EXERCISE TASK: Return each of the lines below that contains the word "Benefits".

Data extracted from a collection:
<<<<

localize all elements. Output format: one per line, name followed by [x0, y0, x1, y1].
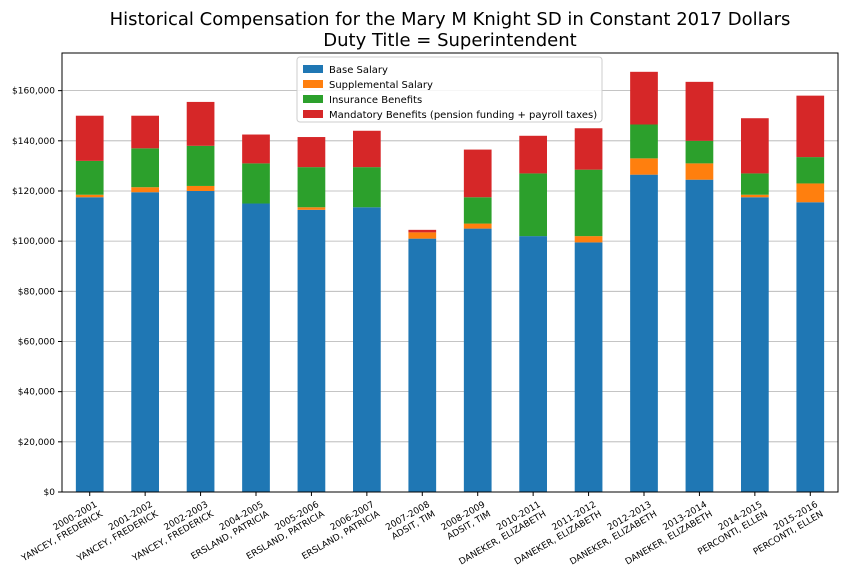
bar-segment: [353, 130, 381, 168]
legend: Base Salary Supplemental Salary Insurance …: [296, 56, 603, 123]
bar-segment: [131, 115, 159, 149]
bar-segment: [242, 203, 270, 492]
bar-segment: [741, 173, 769, 195]
bar-segment: [186, 101, 215, 146]
bar-segment: [408, 238, 437, 492]
bar-segment: [574, 169, 603, 237]
plot-frame: [61, 52, 839, 493]
bar-segment: [463, 223, 492, 229]
bar-segment: [519, 236, 547, 492]
bar-segment: [353, 167, 381, 208]
bar-segment: [630, 71, 658, 125]
chart-title: Historical Compensation for the Mary M K…: [110, 9, 791, 30]
bar-segment: [685, 179, 714, 492]
bar-segment: [796, 157, 825, 184]
bar-segment: [519, 135, 547, 174]
bar-segment: [463, 228, 492, 492]
bar-segment: [75, 115, 104, 161]
y-tick-label: $120,000: [12, 187, 55, 197]
bar-segment: [186, 145, 215, 186]
bars: [75, 71, 825, 493]
bar-segment: [796, 202, 825, 492]
legend-swatch: [303, 65, 323, 73]
bar-segment: [297, 207, 326, 210]
grid-lines: [62, 90, 838, 493]
bar-segment: [131, 148, 159, 188]
y-axis: $0 $20,000 $40,000 $60,000 $80,000 $100,000 $1…: [12, 87, 62, 498]
bar-segment: [75, 197, 104, 492]
bar-segment: [685, 163, 714, 180]
legend-frame: [296, 56, 603, 123]
y-tick-label: $100,000: [12, 237, 55, 247]
bar-segment: [75, 194, 104, 198]
bar-segment: [630, 158, 658, 175]
bar-segment: [131, 192, 159, 492]
bar-segment: [574, 236, 603, 243]
chart-subtitle: Duty Title = Superintendent: [323, 30, 576, 51]
bar-segment: [574, 242, 603, 492]
bar-segment: [297, 209, 326, 493]
bar-segment: [297, 137, 326, 168]
legend-swatch: [303, 110, 323, 118]
bar-segment: [242, 163, 270, 204]
legend-swatch: [303, 95, 323, 103]
bar-segment: [685, 81, 714, 141]
bar-segment: [630, 124, 658, 159]
legend-label: Mandatory Benefits (pension funding + pa…: [329, 110, 597, 121]
bar-segment: [741, 194, 769, 198]
y-tick-label: $160,000: [12, 87, 55, 97]
bar-segment: [353, 207, 381, 492]
bar-segment: [463, 197, 492, 224]
bar-segment: [685, 140, 714, 164]
bar-segment: [186, 190, 215, 492]
bar-segment: [630, 174, 658, 492]
bar-segment: [186, 185, 215, 191]
y-tick-label: $140,000: [12, 137, 55, 147]
legend-label: Supplemental Salary: [329, 80, 433, 91]
bar-segment: [242, 134, 270, 164]
y-tick-label: $0: [44, 488, 56, 498]
bar-segment: [519, 173, 547, 237]
y-tick-label: $40,000: [18, 388, 55, 398]
legend-swatch: [303, 80, 323, 88]
bar-segment: [796, 95, 825, 158]
legend-label: Base Salary: [329, 65, 388, 76]
bar-segment: [297, 167, 326, 208]
bar-segment: [796, 183, 825, 203]
y-tick-label: $20,000: [18, 438, 55, 448]
bar-segment: [574, 128, 603, 170]
bar-segment: [131, 187, 159, 193]
bar-segment: [408, 229, 437, 233]
bar-segment: [408, 232, 437, 239]
bar-segment: [741, 118, 769, 174]
y-tick-label: $80,000: [18, 287, 55, 297]
y-tick-label: $60,000: [18, 337, 55, 347]
legend-label: Insurance Benefits: [329, 95, 422, 106]
bar-segment: [75, 160, 104, 195]
bar-segment: [463, 149, 492, 198]
bar-segment: [741, 197, 769, 492]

>>>>

TASK RESPONSE:
legend-label: Mandatory Benefits (pension funding + pa…: [329, 110, 597, 121]
legend-label: Insurance Benefits: [329, 95, 422, 106]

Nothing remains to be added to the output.